-------- THE RECORDS

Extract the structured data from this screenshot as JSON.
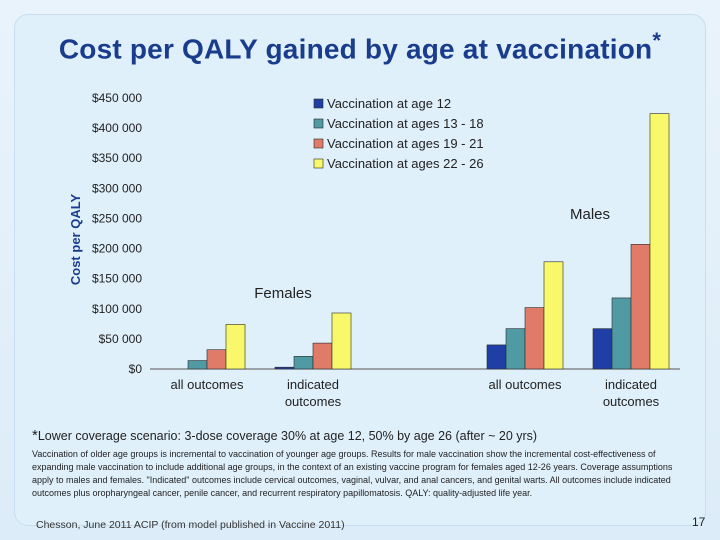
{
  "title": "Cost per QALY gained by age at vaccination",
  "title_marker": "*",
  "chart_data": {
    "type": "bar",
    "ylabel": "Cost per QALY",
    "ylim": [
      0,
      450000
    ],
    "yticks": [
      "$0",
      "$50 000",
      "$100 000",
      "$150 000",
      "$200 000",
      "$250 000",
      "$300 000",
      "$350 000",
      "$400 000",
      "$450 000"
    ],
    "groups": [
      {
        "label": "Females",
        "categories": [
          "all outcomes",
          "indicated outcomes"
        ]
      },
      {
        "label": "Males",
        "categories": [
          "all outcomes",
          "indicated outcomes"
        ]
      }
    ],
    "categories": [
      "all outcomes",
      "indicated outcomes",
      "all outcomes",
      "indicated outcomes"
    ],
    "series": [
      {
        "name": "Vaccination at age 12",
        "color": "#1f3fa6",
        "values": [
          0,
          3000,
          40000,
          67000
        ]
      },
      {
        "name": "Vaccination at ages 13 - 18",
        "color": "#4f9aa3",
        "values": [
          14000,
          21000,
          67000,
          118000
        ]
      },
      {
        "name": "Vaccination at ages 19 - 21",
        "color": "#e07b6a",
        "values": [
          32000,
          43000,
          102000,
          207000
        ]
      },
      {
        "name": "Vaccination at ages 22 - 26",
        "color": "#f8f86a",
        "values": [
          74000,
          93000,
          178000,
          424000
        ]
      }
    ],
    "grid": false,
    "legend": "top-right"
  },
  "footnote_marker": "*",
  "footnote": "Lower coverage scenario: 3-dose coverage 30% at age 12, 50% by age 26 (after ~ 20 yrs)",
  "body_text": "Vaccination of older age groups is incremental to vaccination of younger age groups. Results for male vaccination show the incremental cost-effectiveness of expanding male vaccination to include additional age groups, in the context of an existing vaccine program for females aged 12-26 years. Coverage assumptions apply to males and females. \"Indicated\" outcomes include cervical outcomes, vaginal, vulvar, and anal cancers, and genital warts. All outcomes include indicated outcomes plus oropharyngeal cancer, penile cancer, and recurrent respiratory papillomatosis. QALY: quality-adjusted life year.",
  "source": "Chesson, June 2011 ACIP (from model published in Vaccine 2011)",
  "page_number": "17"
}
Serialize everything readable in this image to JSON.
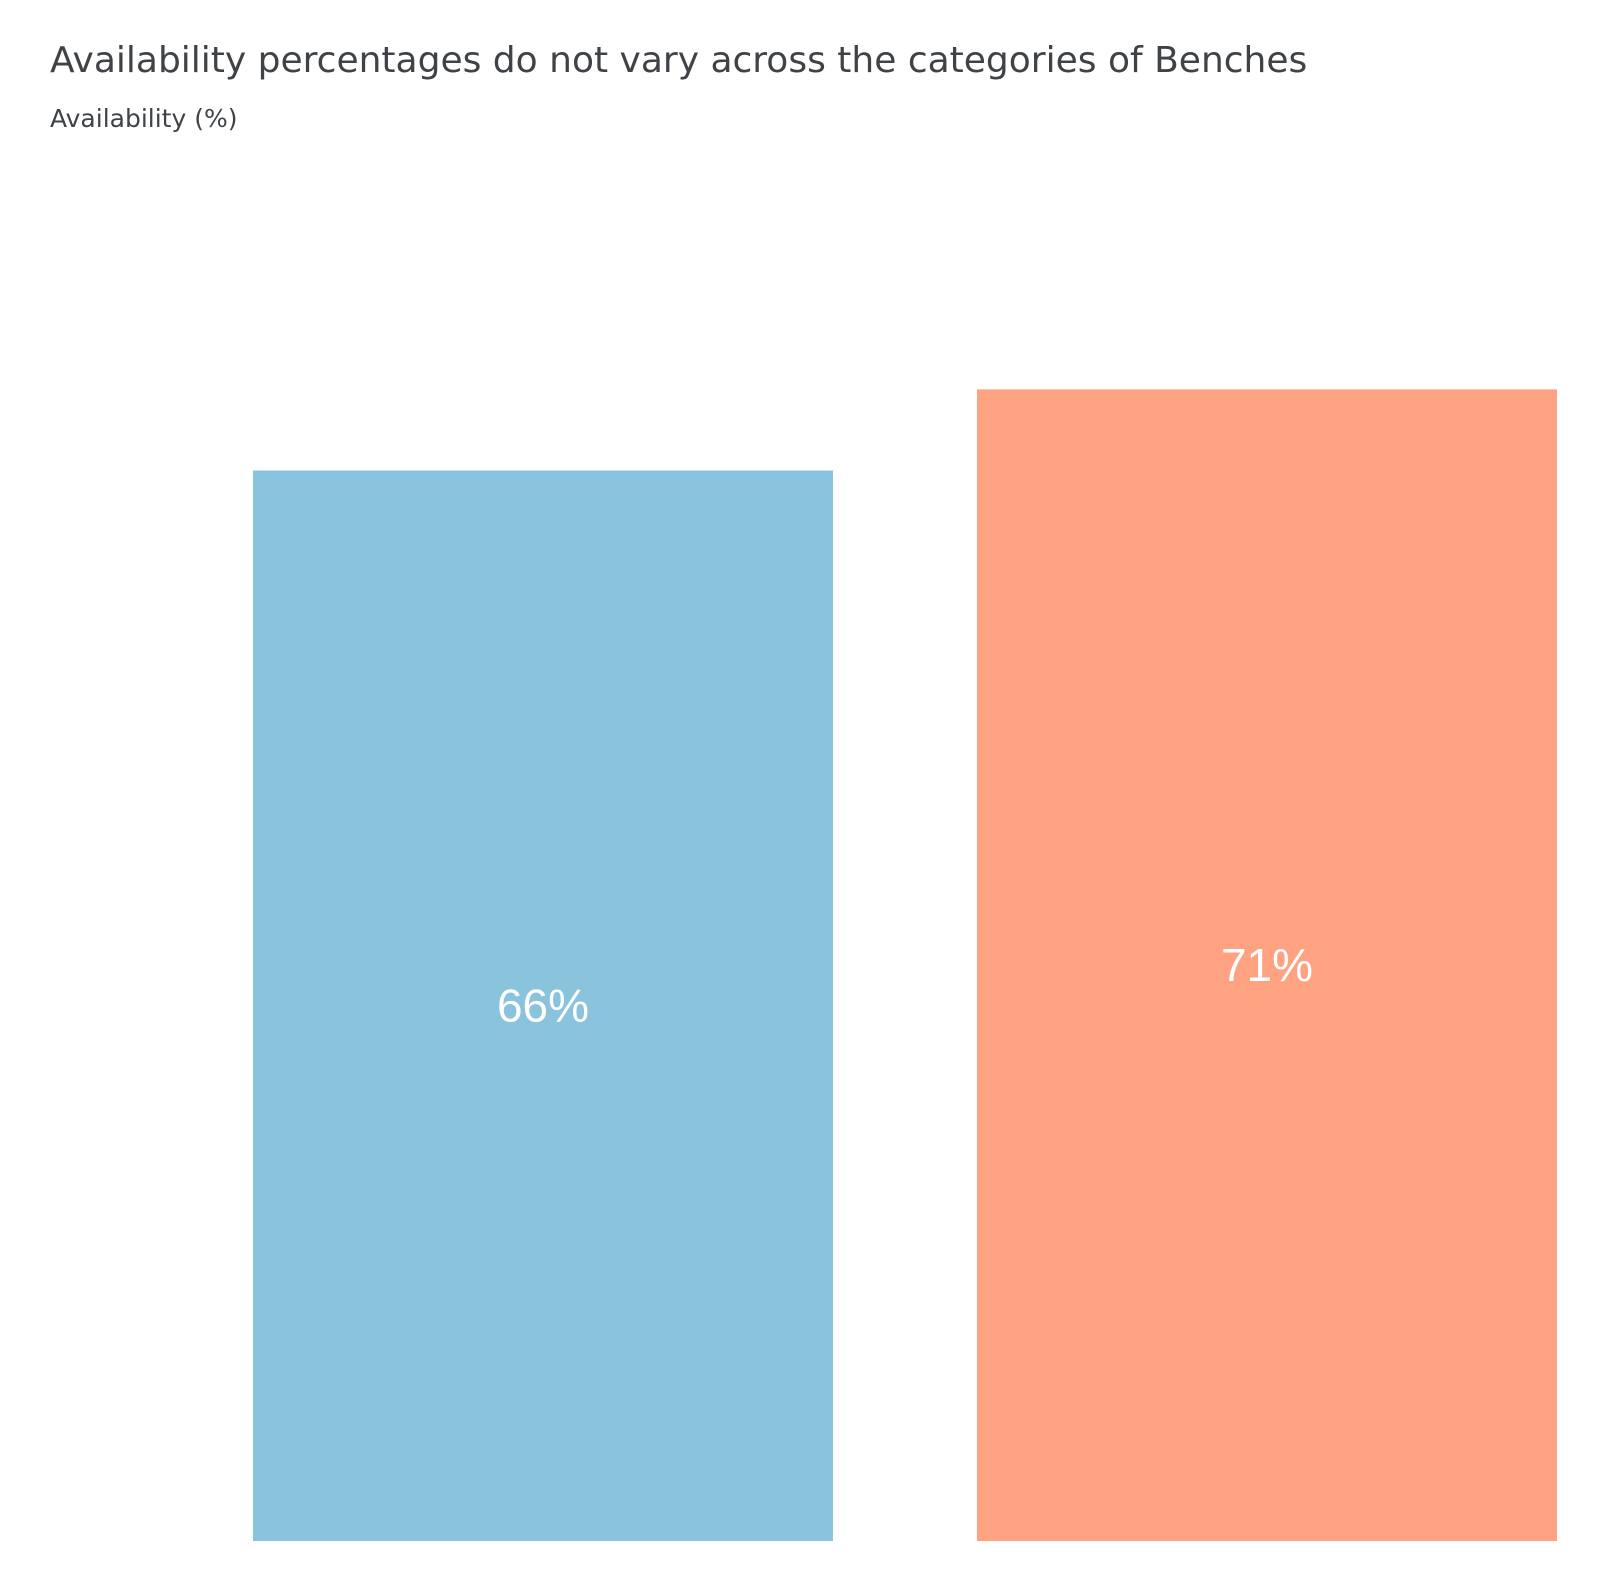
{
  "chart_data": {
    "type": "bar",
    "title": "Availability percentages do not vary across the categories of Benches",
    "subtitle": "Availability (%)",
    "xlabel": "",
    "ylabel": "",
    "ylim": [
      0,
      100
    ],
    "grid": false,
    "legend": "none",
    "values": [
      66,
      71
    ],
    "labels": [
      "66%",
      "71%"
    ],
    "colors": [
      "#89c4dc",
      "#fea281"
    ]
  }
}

----------------
-------- THE RECORDS

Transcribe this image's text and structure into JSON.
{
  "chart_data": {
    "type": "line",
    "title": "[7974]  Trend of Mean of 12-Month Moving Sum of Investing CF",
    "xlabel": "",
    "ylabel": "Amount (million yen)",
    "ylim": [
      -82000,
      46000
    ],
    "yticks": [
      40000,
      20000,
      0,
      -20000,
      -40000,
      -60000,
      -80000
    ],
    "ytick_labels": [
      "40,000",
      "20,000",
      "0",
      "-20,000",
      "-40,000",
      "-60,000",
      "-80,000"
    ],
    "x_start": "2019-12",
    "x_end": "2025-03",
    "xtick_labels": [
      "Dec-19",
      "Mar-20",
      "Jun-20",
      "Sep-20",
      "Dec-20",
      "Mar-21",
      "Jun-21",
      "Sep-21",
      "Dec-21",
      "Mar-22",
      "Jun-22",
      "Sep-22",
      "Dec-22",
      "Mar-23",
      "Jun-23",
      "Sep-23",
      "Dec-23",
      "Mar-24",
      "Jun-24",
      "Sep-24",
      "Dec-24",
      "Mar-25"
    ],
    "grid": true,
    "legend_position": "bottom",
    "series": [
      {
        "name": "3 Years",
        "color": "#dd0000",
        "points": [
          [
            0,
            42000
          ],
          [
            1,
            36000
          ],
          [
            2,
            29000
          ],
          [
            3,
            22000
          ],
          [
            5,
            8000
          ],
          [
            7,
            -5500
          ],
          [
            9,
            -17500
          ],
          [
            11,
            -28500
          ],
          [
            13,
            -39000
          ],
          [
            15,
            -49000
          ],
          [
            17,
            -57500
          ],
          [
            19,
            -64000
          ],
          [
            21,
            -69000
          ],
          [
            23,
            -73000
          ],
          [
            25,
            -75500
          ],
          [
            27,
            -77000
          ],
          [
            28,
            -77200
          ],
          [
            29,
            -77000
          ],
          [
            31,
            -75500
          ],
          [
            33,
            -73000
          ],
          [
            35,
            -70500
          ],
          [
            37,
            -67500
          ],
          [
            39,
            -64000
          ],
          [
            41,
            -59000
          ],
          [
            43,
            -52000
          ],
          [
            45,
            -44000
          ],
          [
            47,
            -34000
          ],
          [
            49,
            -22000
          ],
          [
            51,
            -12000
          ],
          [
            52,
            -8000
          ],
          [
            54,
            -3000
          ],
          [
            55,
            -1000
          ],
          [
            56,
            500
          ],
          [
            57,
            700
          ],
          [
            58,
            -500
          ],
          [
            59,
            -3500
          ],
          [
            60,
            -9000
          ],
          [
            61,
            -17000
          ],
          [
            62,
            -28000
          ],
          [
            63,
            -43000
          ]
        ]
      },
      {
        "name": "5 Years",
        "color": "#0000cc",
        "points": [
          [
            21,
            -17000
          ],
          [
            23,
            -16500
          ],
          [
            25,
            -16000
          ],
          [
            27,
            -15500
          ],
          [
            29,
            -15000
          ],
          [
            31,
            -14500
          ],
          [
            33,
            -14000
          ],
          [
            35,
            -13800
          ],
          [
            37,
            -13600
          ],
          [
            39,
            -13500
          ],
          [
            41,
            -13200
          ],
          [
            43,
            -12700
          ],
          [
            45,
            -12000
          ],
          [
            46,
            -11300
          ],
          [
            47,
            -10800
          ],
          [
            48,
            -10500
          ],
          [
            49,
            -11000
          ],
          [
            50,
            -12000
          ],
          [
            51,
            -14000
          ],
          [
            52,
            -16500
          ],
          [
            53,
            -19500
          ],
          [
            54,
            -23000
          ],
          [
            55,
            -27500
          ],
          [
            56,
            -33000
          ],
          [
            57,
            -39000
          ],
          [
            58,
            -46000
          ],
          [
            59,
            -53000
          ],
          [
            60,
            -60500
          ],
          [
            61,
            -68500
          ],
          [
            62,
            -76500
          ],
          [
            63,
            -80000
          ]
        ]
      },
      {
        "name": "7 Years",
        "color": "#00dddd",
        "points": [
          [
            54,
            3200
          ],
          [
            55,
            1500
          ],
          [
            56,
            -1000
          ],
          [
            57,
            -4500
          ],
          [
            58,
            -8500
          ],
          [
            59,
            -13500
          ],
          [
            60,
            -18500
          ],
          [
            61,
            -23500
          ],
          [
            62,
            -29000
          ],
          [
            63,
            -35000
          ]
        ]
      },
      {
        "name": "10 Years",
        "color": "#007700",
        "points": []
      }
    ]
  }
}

----------------

* [DIRECTION] Using the listing above, pick out each line that contains the word "JSON", then copy it.

* [EXPECTED OUTPUT]
Extract the structured data from this screenshot as JSON.
Serialize everything readable in this image to JSON.
Transcribe this image's text and structure into JSON.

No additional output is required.